Directive:
In your copy, reproduce the entries exactly as they are, minus the images.

Dataset:

---*---

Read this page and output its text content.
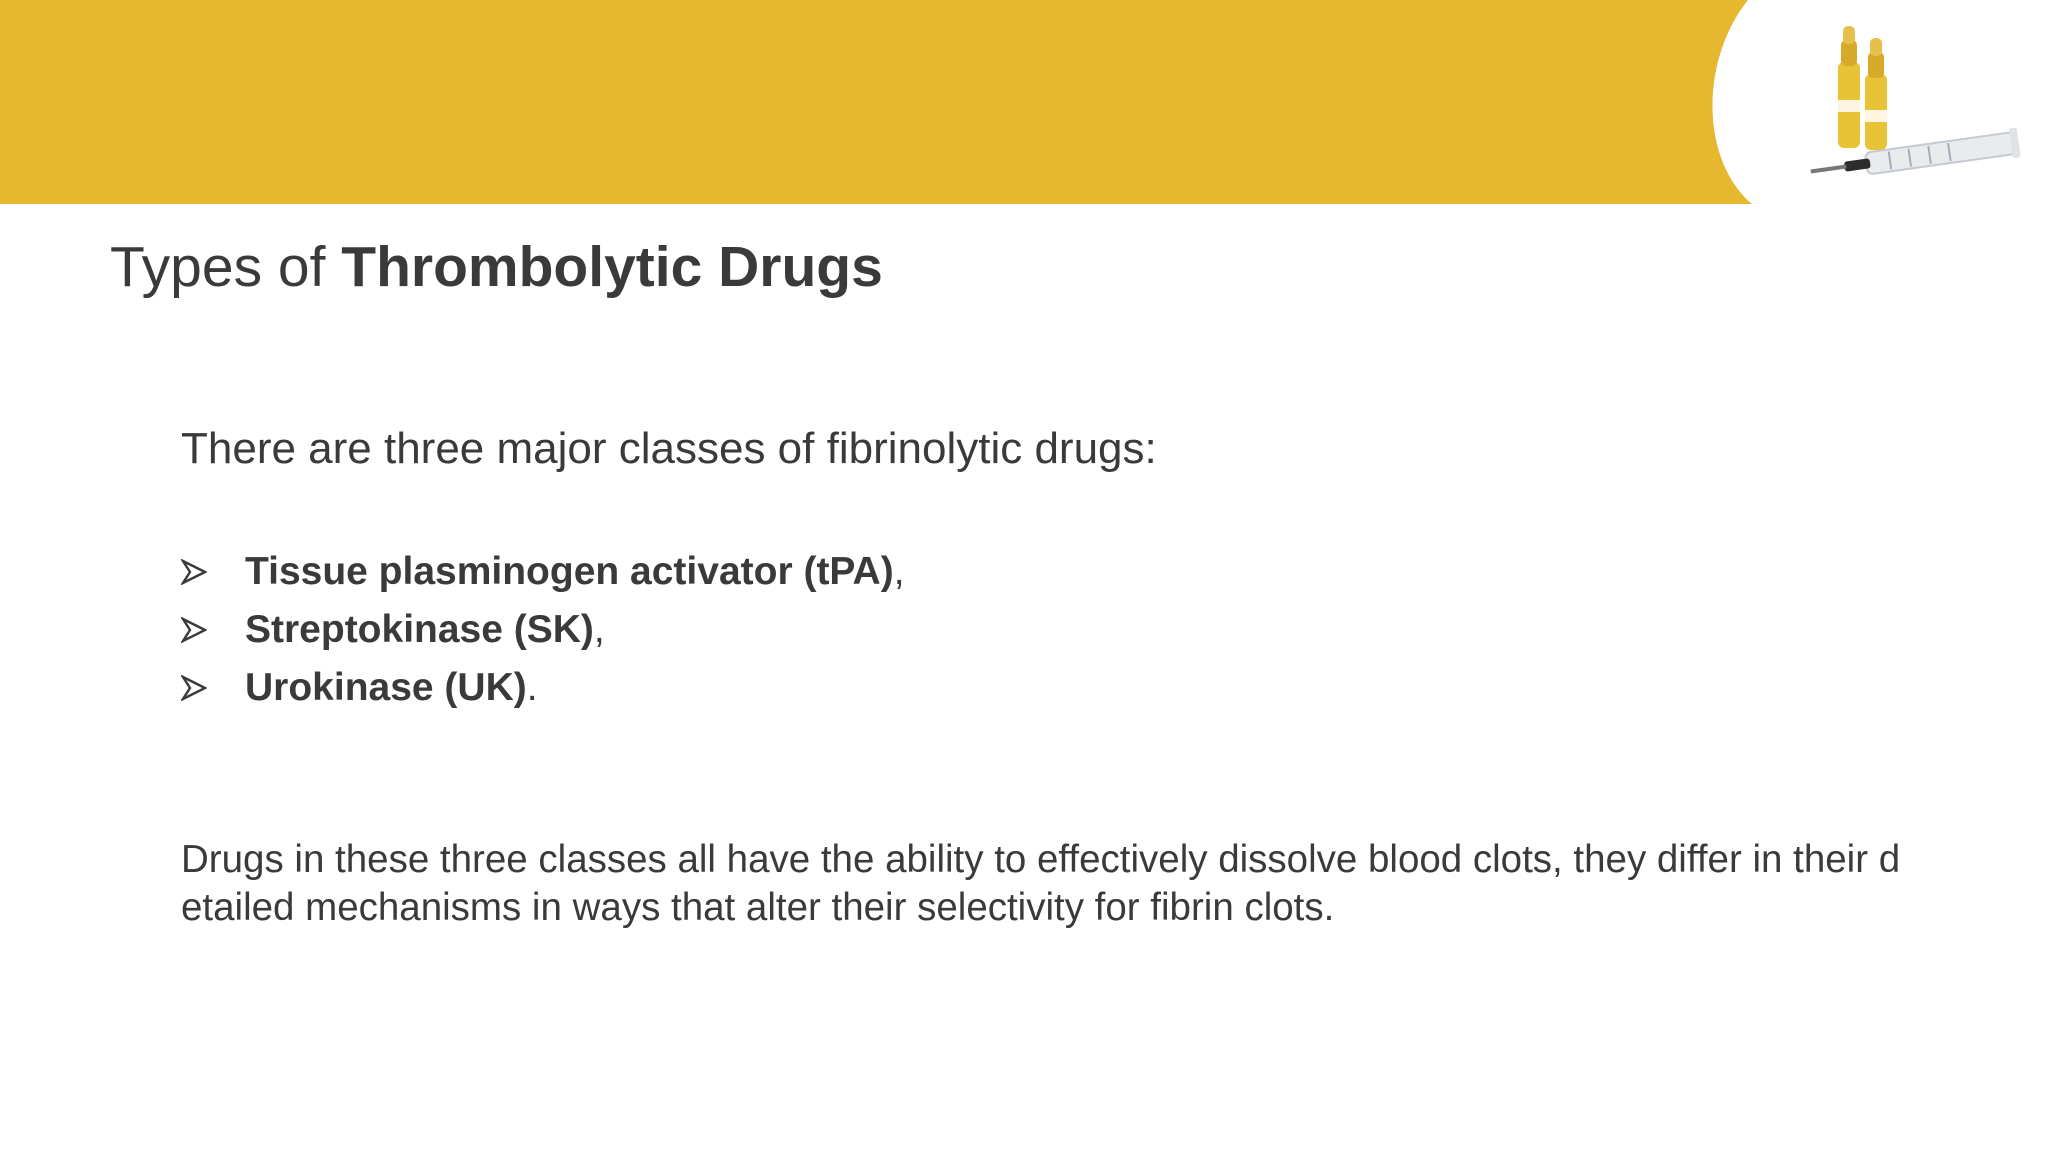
Types of Thrombolytic Drugs
There are three major classes of fibrinolytic drugs:
Tissue plasminogen activator (tPA) ,
Streptokinase (SK) ,
Urokinase (UK) .
Drugs in these three classes all have the ability to effectively dissolve blood clots, they differ in their d
etailed mechanisms in ways that alter their selectivity for fibrin clots.
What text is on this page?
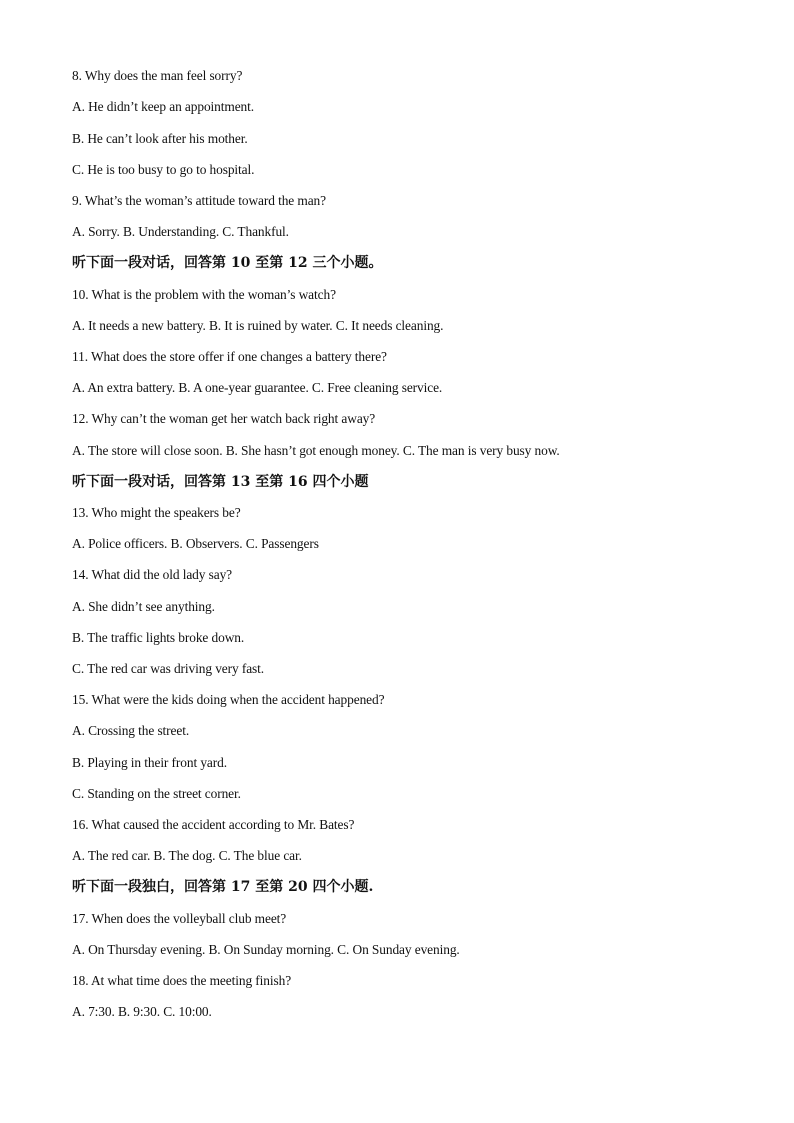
8. Why does the man feel sorry?
A. He didn’t keep an appointment.
B. He can’t look after his mother.
C. He is too busy to go to hospital.
9. What’s the woman’s attitude toward the man?
A. Sorry. B. Understanding. C. Thankful.
听下面一段对话，回答第 10 至第 12 三个小题。
10. What is the problem with the woman’s watch?
A. It needs a new battery. B. It is ruined by water. C. It needs cleaning.
11. What does the store offer if one changes a battery there?
A. An extra battery. B. A one-year guarantee. C. Free cleaning service.
12. Why can’t the woman get her watch back right away?
A. The store will close soon. B. She hasn’t got enough money. C. The man is very busy now.
听下面一段对话，回答第 13 至第 16 四个小题
13. Who might the speakers be?
A. Police officers. B. Observers. C. Passengers
14. What did the old lady say?
A. She didn’t see anything.
B. The traffic lights broke down.
C. The red car was driving very fast.
15. What were the kids doing when the accident happened?
A. Crossing the street.
B. Playing in their front yard.
C. Standing on the street corner.
16. What caused the accident according to Mr. Bates?
A. The red car. B. The dog. C. The blue car.
听下面一段独白，回答第 17 至第 20 四个小题.
17. When does the volleyball club meet?
A. On Thursday evening. B. On Sunday morning. C. On Sunday evening.
18. At what time does the meeting finish?
A. 7:30. B. 9:30. C. 10:00.
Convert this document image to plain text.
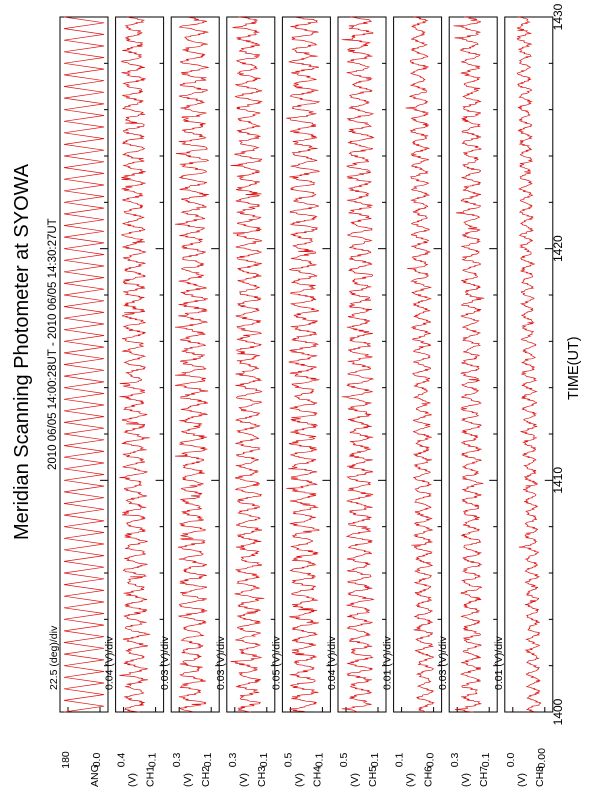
Meridian Scanning Photometer at SYOWA 2010 06/05 14:00:28UT - 2010 06/05 14:30:27UT	TIME(UT)
22.5 (deg)/div
ANG
180 0.0
0.04 (V)/div
CH1
(V)
0.4 0.1
0.03 (V)/div
CH2
(V)
0.3 0.1
0.03 (V)/div
CH3
(V)
0.3 0.1
0.05 (V)/div
CH4
(V)
0.5 0.1
0.04 (V)/div
CH5
(V)
0.5 0.1
0.01 (V)/div
CH6
(V)
0.1 0.0
0.03 (V)/div
CH7
(V)
0.3 0.1
0.01 (V)/div
CH8
(V)
0.0 -0.00
1400
1410
1420
1430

---*---

Answer:
Read this page and output its text content.
Types of Thrombolytic Drugs
There are three major classes of fibrinolytic drugs:
Tissue plasminogen activator (tPA) ,
Streptokinase (SK) ,
Urokinase (UK) .
Drugs in these three classes all have the ability to effectively dissolve blood clots, they differ in their d
etailed mechanisms in ways that alter their selectivity for fibrin clots.
What text is on this page?
8. Why does the man feel sorry?
A. He didn’t keep an appointment.
B. He can’t look after his mother.
C. He is too busy to go to hospital.
9. What’s the woman’s attitude toward the man?
A. Sorry. B. Understanding. C. Thankful.
听下面一段对话，回答第 10 至第 12 三个小题。
10. What is the problem with the woman’s watch?
A. It needs a new battery. B. It is ruined by water. C. It needs cleaning.
11. What does the store offer if one changes a battery there?
A. An extra battery. B. A one-year guarantee. C. Free cleaning service.
12. Why can’t the woman get her watch back right away?
A. The store will close soon. B. She hasn’t got enough money. C. The man is very busy now.
听下面一段对话，回答第 13 至第 16 四个小题
13. Who might the speakers be?
A. Police officers. B. Observers. C. Passengers
14. What did the old lady say?
A. She didn’t see anything.
B. The traffic lights broke down.
C. The red car was driving very fast.
15. What were the kids doing when the accident happened?
A. Crossing the street.
B. Playing in their front yard.
C. Standing on the street corner.
16. What caused the accident according to Mr. Bates?
A. The red car. B. The dog. C. The blue car.
听下面一段独白，回答第 17 至第 20 四个小题.
17. When does the volleyball club meet?
A. On Thursday evening. B. On Sunday morning. C. On Sunday evening.
18. At what time does the meeting finish?
A. 7:30. B. 9:30. C. 10:00.
Convert this document image to plain text.
Meridian Scanning Photometer at SYOWA 2010 06/05 14:00:28UT - 2010 06/05 14:30:27UT	TIME(UT)
22.5 (deg)/div
ANG
180 0.0
0.04 (V)/div
CH1
(V)
0.4 0.1
0.03 (V)/div
CH2
(V)
0.3 0.1
0.03 (V)/div
CH3
(V)
0.3 0.1
0.05 (V)/div
CH4
(V)
0.5 0.1
0.04 (V)/div
CH5
(V)
0.5 0.1
0.01 (V)/div
CH6
(V)
0.1 0.0
0.03 (V)/div
CH7
(V)
0.3 0.1
0.01 (V)/div
CH8
(V)
0.0 -0.00
1400
1410
1420
1430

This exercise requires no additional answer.